Transcript data for document pages
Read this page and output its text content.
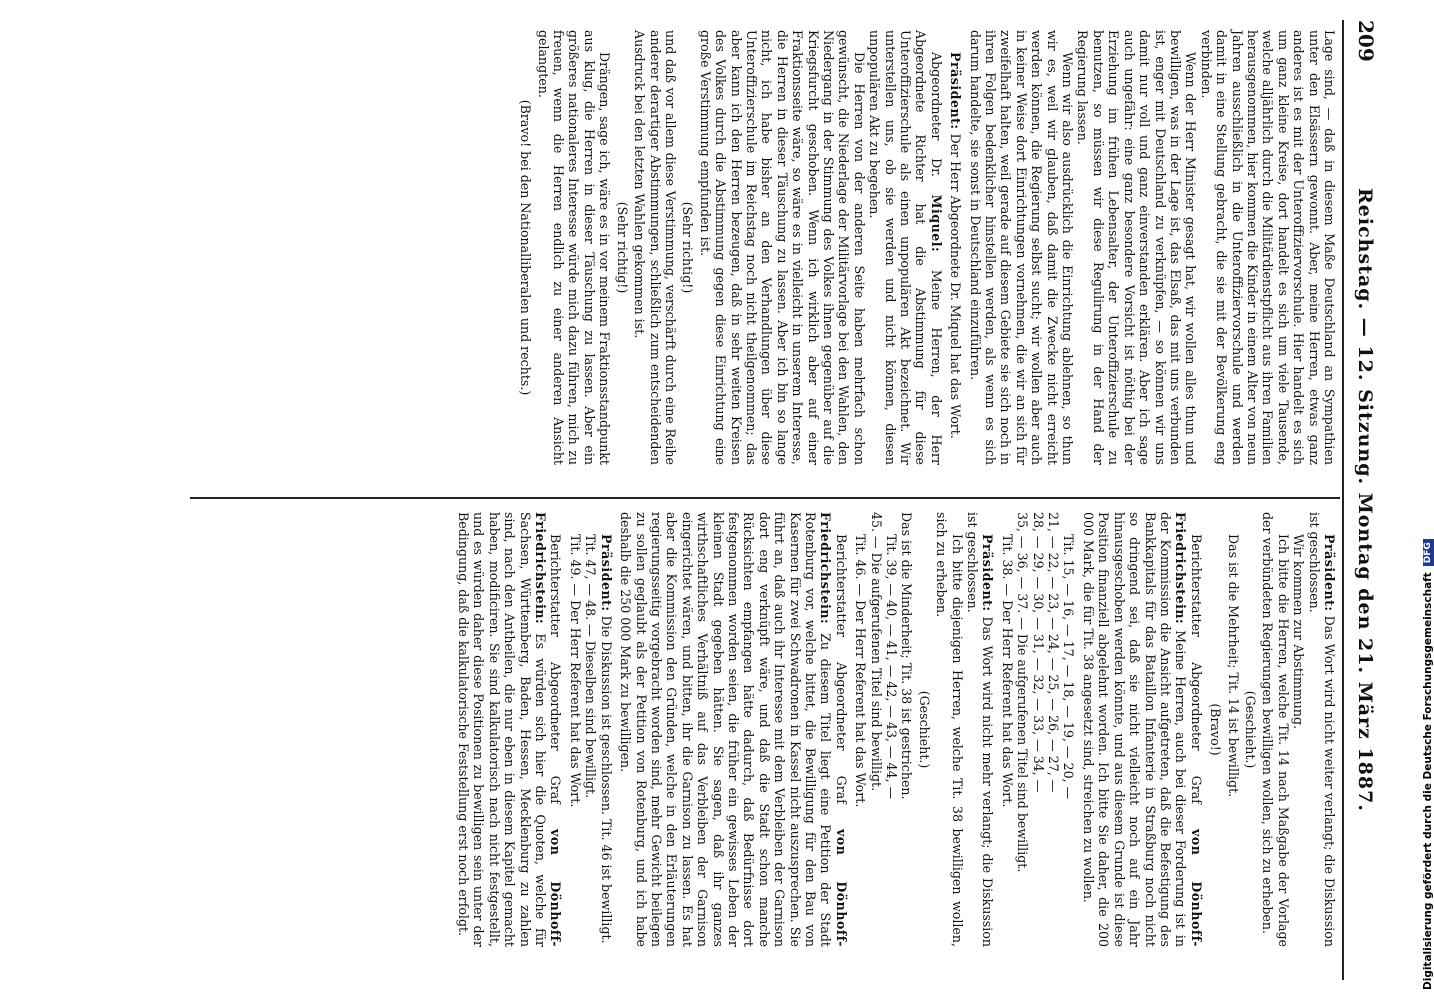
209
Reichstag. — 12. Sitzung. Montag den 21. März 1887.

Lage sind, — daß in diesem Maße Deutschland an Sympathien unter den Elsässern gewonnt. Aber, meine Herren, etwas ganz anderes ist es mit der Unteroffiziervorschule. Hier handelt es sich um ganz kleine Kreise, dort handelt es sich um viele Tausende, welche alljährlich durch die Militärdienstpflicht aus ihren Familien herausgenommen, hier kommen die Kinder in einem Alter von neun Jahren ausschließlich in die Unteroffiziervorschule und werden damit in eine Stellung gebracht, die sie mit der Bevölkerung eng verbinden.

Wenn der Herr Minister gesagt hat, wir wollen alles thun und bewilligen, was in der Lage ist, das Elsaß, das mit uns verbunden ist, enger mit Deutschland zu verknüpfen, — so können wir uns damit nur voll und ganz einverstanden erklären. Aber ich sage auch ungefähr: eine ganz besondere Vorsicht ist nöthig bei der Erziehung im frühen Lebensalter, der Unteroffizierschule zu benutzen, so müssen wir diese Regulirung in der Hand der Regierung lassen.

Wenn wir also ausdrücklich die Einrichtung ablehnen, so thun wir es, weil wir glauben, daß damit die Zwecke nicht erreicht werden können, die Regierung selbst sucht; wir wollen aber auch in keiner Weise dort Einrichtungen vornehmen, die wir an sich für zweifelhaft halten, weil gerade auf diesem Gebiete sie sich noch in ihren Folgen bedenklicher hinstellen werden, als wenn es sich darum handelte, sie sonst in Deutschland einzuführen.

Präsident: Der Herr Abgeordnete Dr. Miquel hat das Wort.

Abgeordneter Dr. Miquel: Meine Herren, der Herr Abgeordnete Richter hat die Abstimmung für diese Unteroffizierschule als einen unpopulären Akt bezeichnet. Wir unterstellen uns, ob sie werden und nicht können, diesen unpopulären Akt zu begehen.

Die Herren von der anderen Seite haben mehrfach schon gewünscht, die Niederlage der Militärvorlage bei den Wahlen, den Niedergang in der Stimmung des Volkes ihnen gegenüber auf die Kriegsfurcht geschoben. Wenn ich wirklich aber auf einer Fraktionsseite wäre, so wäre es in vielleicht in unserem Interesse, die Herren in dieser Täuschung zu lassen. Aber ich bin so lange nicht, ich habe bisher an den Verhandlungen über diese Unteroffizierschule im Reichstag noch nicht theilgenommen; das aber kann ich den Herren bezeugen, daß in sehr weiten Kreisen des Volkes durch die Abstimmung gegen diese Einrichtung eine große Verstimmung empfunden ist.

(Sehr richtig!)

und daß vor allem diese Verstimmung, verschärft durch eine Reihe anderer derartiger Abstimmungen, schließlich zum entscheidenden Ausdruck bei den letzten Wahlen gekommen ist.

(Sehr richtig!)

Drängen, sage ich, wäre es in vor meinem Fraktionsstandpunkt aus klug, die Herren in dieser Täuschung zu lassen. Aber ein größeres nationaleres Interesse würde mich dazu führen, mich zu freuen, wenn die Herren endlich zu einer anderen Ansicht gelangten.

(Bravo! bei den Nationalliberalen und rechts.)

Präsident: Das Wort wird nicht weiter verlangt; die Diskussion ist geschlossen.

Wir kommen zur Abstimmung.

Ich bitte die Herren, welche Tit. 14 nach Maßgabe der Vorlage der verbündeten Regierungen bewilligen wollen, sich zu erheben.

(Geschieht.)

Das ist die Mehrheit; Tit. 14 ist bewilligt.

(Bravo!)

Berichterstatter Abgeordneter Graf von Dönhoff-Friedrichstein: Meine Herren, auch bei dieser Forderung ist in der Kommission die Ansicht aufgetreten, daß die Befestigung des Bankkapitals für das Bataillon Infanterie in Straßburg noch nicht so dringend sei, daß sie nicht vielleicht noch auf ein Jahr hinausgeschoben werden könnte, und aus diesem Grunde ist diese Position finanziell abgelehnt worden. Ich bitte Sie daher, die 200 000 Mark, die für Tit. 38 angesetzt sind, streichen zu wollen.

Tit. 15, — 16, — 17, — 18, — 19, — 20, —

21, — 22, — 23, — 24, — 25, — 26, — 27, —

28, — 29, — 30, — 31, — 32, — 33, — 34, —

35, — 36, — 37. — Die aufgerufenen Titel sind bewilligt.

Tit. 38. — Der Herr Referent hat das Wort.

Präsident: Das Wort wird nicht mehr verlangt; die Diskussion ist geschlossen.

Ich bitte diejenigen Herren, welche Tit. 38 bewilligen wollen, sich zu erheben.

(Geschieht.)

Das ist die Minderheit; Tit. 38 ist gestrichen.

Tit. 39, — 40, — 41, — 42, — 43, — 44, —

45. — Die aufgerufenen Titel sind bewilligt.

Tit. 46. — Der Herr Referent hat das Wort.

Berichterstatter Abgeordneter Graf von Dönhoff-Friedrichstein: Zu diesem Titel liegt eine Petition der Stadt Rotenburg vor, welche bittet, die Bewilligung für den Bau von Kasernen für zwei Schwadronen in Kassel nicht auszusprechen. Sie führt an, daß auch ihr Interesse mit dem Verbleiben der Garnison dort eng verknüpft wäre, und daß die Stadt schon manche Rücksichten empfangen hätte dadurch, daß Bedürfnisse dort festgenommen worden seien, die früher ein gewisses Leben der kleinen Stadt gegeben hätten. Sie sagen, daß ihr ganzes wirthschaftliches Verhältniß auf das Verbleiben der Garnison eingerichtet wären, und bitten, ihr die Garnison zu lassen. Es hat aber die Kommission den Gründen, welche in den Erläuterungen regierungsseitig vorgebracht worden sind, mehr Gewicht beilegen zu sollen geglaubt als der Petition von Rotenburg, und ich habe deshalb die 250 000 Mark zu bewilligen.

Präsident: Die Diskussion ist geschlossen. Tit. 46 ist bewilligt.

Tit. 47, — 48. — Dieselben sind bewilligt.

Tit. 49. — Der Herr Referent hat das Wort.

Berichterstatter Abgeordneter Graf von Dönhoff-Friedrichstein: Es würden sich hier die Quoten, welche für Sachsen, Württemberg, Baden, Hessen, Mecklenburg zu zahlen sind, nach den Antheilen, die nur eben in diesem Kapitel gemacht haben, modificiren. Sie sind kalkulatorisch nach nicht festgestellt, und es würden daher diese Positionen zu bewilligen sein unter der Bedingung, daß die kalkulatorische Feststellung erst noch erfolgt.	Digitalisierung gefördert durch die Deutsche ForschungsgemeinschaftDFG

Task details: Each line above holding the word "nach" counts; reply with how many there are, only the number.

Finished task: 2